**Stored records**
%%
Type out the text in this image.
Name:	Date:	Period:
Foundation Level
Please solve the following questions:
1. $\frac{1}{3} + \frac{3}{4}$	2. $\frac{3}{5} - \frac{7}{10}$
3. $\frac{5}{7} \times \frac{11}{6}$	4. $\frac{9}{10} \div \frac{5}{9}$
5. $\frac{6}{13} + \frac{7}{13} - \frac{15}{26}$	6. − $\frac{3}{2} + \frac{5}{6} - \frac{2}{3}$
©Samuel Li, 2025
%%
%%
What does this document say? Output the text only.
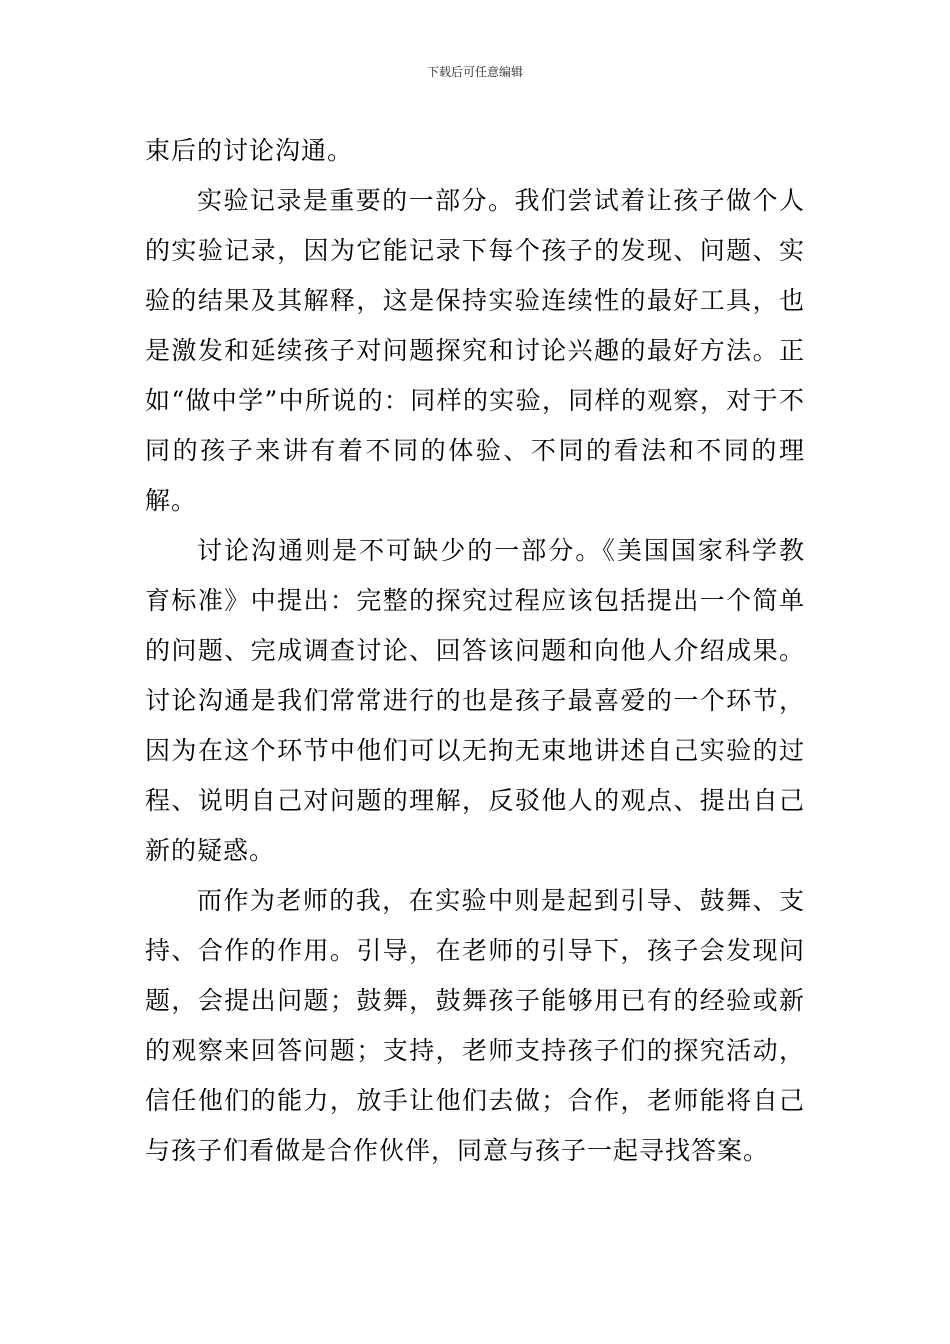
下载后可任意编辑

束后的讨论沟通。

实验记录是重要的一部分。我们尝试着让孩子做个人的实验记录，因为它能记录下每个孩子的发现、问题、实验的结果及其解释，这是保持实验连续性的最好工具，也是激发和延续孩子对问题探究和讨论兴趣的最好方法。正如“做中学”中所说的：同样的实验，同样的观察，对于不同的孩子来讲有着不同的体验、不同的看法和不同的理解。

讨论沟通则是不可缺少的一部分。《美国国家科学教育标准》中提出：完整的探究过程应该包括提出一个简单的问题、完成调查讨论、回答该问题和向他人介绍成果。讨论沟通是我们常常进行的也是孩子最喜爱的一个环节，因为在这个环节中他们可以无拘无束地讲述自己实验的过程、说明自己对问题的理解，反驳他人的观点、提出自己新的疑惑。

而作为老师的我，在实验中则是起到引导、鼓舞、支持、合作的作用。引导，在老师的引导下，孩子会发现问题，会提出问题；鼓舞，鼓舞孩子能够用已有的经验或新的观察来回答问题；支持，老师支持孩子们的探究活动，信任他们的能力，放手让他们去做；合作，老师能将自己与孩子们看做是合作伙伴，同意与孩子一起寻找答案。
%%
%%
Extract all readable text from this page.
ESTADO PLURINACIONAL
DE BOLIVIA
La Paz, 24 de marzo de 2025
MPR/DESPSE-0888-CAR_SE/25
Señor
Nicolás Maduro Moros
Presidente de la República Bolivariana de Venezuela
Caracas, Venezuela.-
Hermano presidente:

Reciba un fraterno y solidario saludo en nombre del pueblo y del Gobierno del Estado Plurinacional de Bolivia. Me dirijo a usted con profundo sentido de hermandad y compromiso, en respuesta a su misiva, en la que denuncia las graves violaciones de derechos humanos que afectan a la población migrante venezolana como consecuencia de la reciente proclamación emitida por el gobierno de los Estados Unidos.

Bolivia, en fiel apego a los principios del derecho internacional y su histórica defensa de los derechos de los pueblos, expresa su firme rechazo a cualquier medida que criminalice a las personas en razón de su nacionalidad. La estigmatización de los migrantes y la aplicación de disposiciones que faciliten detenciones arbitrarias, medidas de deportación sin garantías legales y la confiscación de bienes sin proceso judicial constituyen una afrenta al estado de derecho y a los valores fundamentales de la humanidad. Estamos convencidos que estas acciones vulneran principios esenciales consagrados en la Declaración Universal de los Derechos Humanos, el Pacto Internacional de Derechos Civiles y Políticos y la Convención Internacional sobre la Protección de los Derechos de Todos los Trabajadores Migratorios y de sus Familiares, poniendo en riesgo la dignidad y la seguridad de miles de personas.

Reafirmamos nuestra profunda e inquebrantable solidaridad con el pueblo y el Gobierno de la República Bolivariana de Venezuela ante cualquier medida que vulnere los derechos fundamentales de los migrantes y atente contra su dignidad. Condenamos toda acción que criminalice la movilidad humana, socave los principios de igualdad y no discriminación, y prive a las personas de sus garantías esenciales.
%%
**GIVEN EXERCISE**
Search the data for "migrantes" and list every line in which it occurs.

**OUTPUT OF THE EXERCISE**
Bolivia, en fiel apego a los principios del derecho internacional y su histórica defensa de los derechos de los pueblos, expresa su firme rechazo a cualquier medida que criminalice a las personas en razón de su nacionalidad. La estigmatización de los migrantes y la aplicación de disposiciones que faciliten detenciones arbitrarias, medidas de deportación sin garantías legales y la confiscación de bienes sin proceso judicial constituyen una afrenta al estado de derecho y a los valores fundamentales de la humanidad. Estamos convencidos que estas acciones vulneran principios esenciales consagrados en la Declaración Universal de los Derechos Humanos, el Pacto Internacional de Derechos Civiles y Políticos y la Convención Internacional sobre la Protección de los Derechos de Todos los Trabajadores Migratorios y de sus Familiares, poniendo en riesgo la dignidad y la seguridad de miles de personas.
Reafirmamos nuestra profunda e inquebrantable solidaridad con el pueblo y el Gobierno de la República Bolivariana de Venezuela ante cualquier medida que vulnere los derechos fundamentales de los migrantes y atente contra su dignidad. Condenamos toda acción que criminalice la movilidad humana, socave los principios de igualdad y no discriminación, y prive a las personas de sus garantías esenciales.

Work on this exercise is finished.